↓↓↓

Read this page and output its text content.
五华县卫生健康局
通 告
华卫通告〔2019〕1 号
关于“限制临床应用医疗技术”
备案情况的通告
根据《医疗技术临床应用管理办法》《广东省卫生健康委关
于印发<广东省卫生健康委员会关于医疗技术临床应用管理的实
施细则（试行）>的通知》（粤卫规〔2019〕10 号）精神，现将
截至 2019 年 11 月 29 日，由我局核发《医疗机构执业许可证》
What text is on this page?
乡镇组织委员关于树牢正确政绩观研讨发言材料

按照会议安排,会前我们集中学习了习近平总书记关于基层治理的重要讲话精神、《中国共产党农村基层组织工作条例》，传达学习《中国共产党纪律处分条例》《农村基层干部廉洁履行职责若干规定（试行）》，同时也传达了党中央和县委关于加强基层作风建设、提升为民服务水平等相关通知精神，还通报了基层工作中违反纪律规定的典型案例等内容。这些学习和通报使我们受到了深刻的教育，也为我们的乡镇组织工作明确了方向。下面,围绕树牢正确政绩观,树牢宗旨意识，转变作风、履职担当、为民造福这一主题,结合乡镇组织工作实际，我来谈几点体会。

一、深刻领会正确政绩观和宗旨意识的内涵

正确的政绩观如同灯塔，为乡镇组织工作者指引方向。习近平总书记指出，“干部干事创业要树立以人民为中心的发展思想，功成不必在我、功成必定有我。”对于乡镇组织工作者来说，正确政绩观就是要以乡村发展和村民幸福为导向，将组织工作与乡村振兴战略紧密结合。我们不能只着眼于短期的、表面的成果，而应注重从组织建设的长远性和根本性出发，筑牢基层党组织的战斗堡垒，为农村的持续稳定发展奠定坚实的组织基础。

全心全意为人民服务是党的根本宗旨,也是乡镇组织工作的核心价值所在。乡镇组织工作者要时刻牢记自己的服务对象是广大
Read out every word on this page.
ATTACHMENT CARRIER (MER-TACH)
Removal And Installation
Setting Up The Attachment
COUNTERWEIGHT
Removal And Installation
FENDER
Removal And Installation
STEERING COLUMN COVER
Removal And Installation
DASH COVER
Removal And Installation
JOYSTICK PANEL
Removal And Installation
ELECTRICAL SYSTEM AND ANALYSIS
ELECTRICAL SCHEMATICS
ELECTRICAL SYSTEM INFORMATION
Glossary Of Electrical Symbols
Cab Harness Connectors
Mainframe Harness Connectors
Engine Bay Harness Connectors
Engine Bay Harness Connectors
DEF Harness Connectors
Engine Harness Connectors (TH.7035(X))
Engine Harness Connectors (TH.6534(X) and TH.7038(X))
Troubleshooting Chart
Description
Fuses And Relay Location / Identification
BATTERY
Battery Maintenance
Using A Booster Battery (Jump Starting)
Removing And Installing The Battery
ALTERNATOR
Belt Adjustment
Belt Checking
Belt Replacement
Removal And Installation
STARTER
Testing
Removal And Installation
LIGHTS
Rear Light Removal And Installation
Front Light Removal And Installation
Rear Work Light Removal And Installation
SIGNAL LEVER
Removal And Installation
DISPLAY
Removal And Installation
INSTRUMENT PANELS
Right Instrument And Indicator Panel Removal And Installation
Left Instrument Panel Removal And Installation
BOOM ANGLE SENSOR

↑↑↑

§ What is needed
Copy every line of the material, please, keeping it exactly the same.

§ Solution
Read this page and output its text content.
五华县卫生健康局
通 告
华卫通告〔2019〕1 号
关于“限制临床应用医疗技术”
备案情况的通告
根据《医疗技术临床应用管理办法》《广东省卫生健康委关
于印发<广东省卫生健康委员会关于医疗技术临床应用管理的实
施细则（试行）>的通知》（粤卫规〔2019〕10 号）精神，现将
截至 2019 年 11 月 29 日，由我局核发《医疗机构执业许可证》
What text is on this page?
乡镇组织委员关于树牢正确政绩观研讨发言材料

按照会议安排,会前我们集中学习了习近平总书记关于基层治理的重要讲话精神、《中国共产党农村基层组织工作条例》，传达学习《中国共产党纪律处分条例》《农村基层干部廉洁履行职责若干规定（试行）》，同时也传达了党中央和县委关于加强基层作风建设、提升为民服务水平等相关通知精神，还通报了基层工作中违反纪律规定的典型案例等内容。这些学习和通报使我们受到了深刻的教育，也为我们的乡镇组织工作明确了方向。下面,围绕树牢正确政绩观,树牢宗旨意识，转变作风、履职担当、为民造福这一主题,结合乡镇组织工作实际，我来谈几点体会。

一、深刻领会正确政绩观和宗旨意识的内涵

正确的政绩观如同灯塔，为乡镇组织工作者指引方向。习近平总书记指出，“干部干事创业要树立以人民为中心的发展思想，功成不必在我、功成必定有我。”对于乡镇组织工作者来说，正确政绩观就是要以乡村发展和村民幸福为导向，将组织工作与乡村振兴战略紧密结合。我们不能只着眼于短期的、表面的成果，而应注重从组织建设的长远性和根本性出发，筑牢基层党组织的战斗堡垒，为农村的持续稳定发展奠定坚实的组织基础。

全心全意为人民服务是党的根本宗旨,也是乡镇组织工作的核心价值所在。乡镇组织工作者要时刻牢记自己的服务对象是广大
Read out every word on this page.
ATTACHMENT CARRIER (MER-TACH)
Removal And Installation
Setting Up The Attachment
COUNTERWEIGHT
Removal And Installation
FENDER
Removal And Installation
STEERING COLUMN COVER
Removal And Installation
DASH COVER
Removal And Installation
JOYSTICK PANEL
Removal And Installation
ELECTRICAL SYSTEM AND ANALYSIS
ELECTRICAL SCHEMATICS
ELECTRICAL SYSTEM INFORMATION
Glossary Of Electrical Symbols
Cab Harness Connectors
Mainframe Harness Connectors
Engine Bay Harness Connectors
Engine Bay Harness Connectors
DEF Harness Connectors
Engine Harness Connectors (TH.7035(X))
Engine Harness Connectors (TH.6534(X) and TH.7038(X))
Troubleshooting Chart
Description
Fuses And Relay Location / Identification
BATTERY
Battery Maintenance
Using A Booster Battery (Jump Starting)
Removing And Installing The Battery
ALTERNATOR
Belt Adjustment
Belt Checking
Belt Replacement
Removal And Installation
STARTER
Testing
Removal And Installation
LIGHTS
Rear Light Removal And Installation
Front Light Removal And Installation
Rear Work Light Removal And Installation
SIGNAL LEVER
Removal And Installation
DISPLAY
Removal And Installation
INSTRUMENT PANELS
Right Instrument And Indicator Panel Removal And Installation
Left Instrument Panel Removal And Installation
BOOM ANGLE SENSOR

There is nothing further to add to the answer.